> _Objective_
Please print every record below exactly as it appears.

%%

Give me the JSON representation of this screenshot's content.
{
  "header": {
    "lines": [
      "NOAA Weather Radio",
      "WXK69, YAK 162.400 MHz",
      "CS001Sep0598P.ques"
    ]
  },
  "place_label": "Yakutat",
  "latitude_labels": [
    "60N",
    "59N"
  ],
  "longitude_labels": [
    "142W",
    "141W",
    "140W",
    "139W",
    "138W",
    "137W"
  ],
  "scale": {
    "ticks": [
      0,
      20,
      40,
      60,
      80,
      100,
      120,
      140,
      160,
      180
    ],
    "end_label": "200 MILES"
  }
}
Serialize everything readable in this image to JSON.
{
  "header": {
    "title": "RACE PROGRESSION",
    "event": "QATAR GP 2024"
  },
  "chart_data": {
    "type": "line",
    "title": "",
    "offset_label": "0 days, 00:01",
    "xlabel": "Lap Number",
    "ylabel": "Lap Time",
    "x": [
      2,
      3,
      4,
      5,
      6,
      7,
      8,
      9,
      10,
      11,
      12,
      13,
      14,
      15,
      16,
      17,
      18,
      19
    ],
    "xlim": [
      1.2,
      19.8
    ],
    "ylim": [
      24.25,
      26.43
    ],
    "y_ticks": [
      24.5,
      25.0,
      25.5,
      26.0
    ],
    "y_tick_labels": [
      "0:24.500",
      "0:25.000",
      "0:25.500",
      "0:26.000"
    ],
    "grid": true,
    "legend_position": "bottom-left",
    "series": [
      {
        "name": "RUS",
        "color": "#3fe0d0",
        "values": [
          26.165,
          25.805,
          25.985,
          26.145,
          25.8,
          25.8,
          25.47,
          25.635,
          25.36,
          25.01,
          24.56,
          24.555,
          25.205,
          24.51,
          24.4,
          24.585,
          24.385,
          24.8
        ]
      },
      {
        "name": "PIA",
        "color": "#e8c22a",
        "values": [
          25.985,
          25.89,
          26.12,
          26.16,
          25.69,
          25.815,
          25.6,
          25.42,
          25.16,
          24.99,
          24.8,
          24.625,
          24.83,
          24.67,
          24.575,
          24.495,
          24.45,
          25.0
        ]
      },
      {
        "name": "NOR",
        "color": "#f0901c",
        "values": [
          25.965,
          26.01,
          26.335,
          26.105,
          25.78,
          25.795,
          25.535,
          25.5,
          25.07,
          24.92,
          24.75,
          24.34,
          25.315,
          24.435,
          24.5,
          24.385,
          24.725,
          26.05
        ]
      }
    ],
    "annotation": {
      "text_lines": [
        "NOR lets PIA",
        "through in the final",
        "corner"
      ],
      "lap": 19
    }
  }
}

%%

> _Full response_
Give me the JSON representation of this screenshot's content.
{
  "header": {
    "lines": [
      "NOAA Weather Radio",
      "WXK69, YAK 162.400 MHz",
      "CS001Sep0598P.ques"
    ]
  },
  "place_label": "Yakutat",
  "latitude_labels": [
    "60N",
    "59N"
  ],
  "longitude_labels": [
    "142W",
    "141W",
    "140W",
    "139W",
    "138W",
    "137W"
  ],
  "scale": {
    "ticks": [
      0,
      20,
      40,
      60,
      80,
      100,
      120,
      140,
      160,
      180
    ],
    "end_label": "200 MILES"
  }
}
Serialize everything readable in this image to JSON.
{
  "header": {
    "title": "RACE PROGRESSION",
    "event": "QATAR GP 2024"
  },
  "chart_data": {
    "type": "line",
    "title": "",
    "offset_label": "0 days, 00:01",
    "xlabel": "Lap Number",
    "ylabel": "Lap Time",
    "x": [
      2,
      3,
      4,
      5,
      6,
      7,
      8,
      9,
      10,
      11,
      12,
      13,
      14,
      15,
      16,
      17,
      18,
      19
    ],
    "xlim": [
      1.2,
      19.8
    ],
    "ylim": [
      24.25,
      26.43
    ],
    "y_ticks": [
      24.5,
      25.0,
      25.5,
      26.0
    ],
    "y_tick_labels": [
      "0:24.500",
      "0:25.000",
      "0:25.500",
      "0:26.000"
    ],
    "grid": true,
    "legend_position": "bottom-left",
    "series": [
      {
        "name": "RUS",
        "color": "#3fe0d0",
        "values": [
          26.165,
          25.805,
          25.985,
          26.145,
          25.8,
          25.8,
          25.47,
          25.635,
          25.36,
          25.01,
          24.56,
          24.555,
          25.205,
          24.51,
          24.4,
          24.585,
          24.385,
          24.8
        ]
      },
      {
        "name": "PIA",
        "color": "#e8c22a",
        "values": [
          25.985,
          25.89,
          26.12,
          26.16,
          25.69,
          25.815,
          25.6,
          25.42,
          25.16,
          24.99,
          24.8,
          24.625,
          24.83,
          24.67,
          24.575,
          24.495,
          24.45,
          25.0
        ]
      },
      {
        "name": "NOR",
        "color": "#f0901c",
        "values": [
          25.965,
          26.01,
          26.335,
          26.105,
          25.78,
          25.795,
          25.535,
          25.5,
          25.07,
          24.92,
          24.75,
          24.34,
          25.315,
          24.435,
          24.5,
          24.385,
          24.725,
          26.05
        ]
      }
    ],
    "annotation": {
      "text_lines": [
        "NOR lets PIA",
        "through in the final",
        "corner"
      ],
      "lap": 19
    }
  }
}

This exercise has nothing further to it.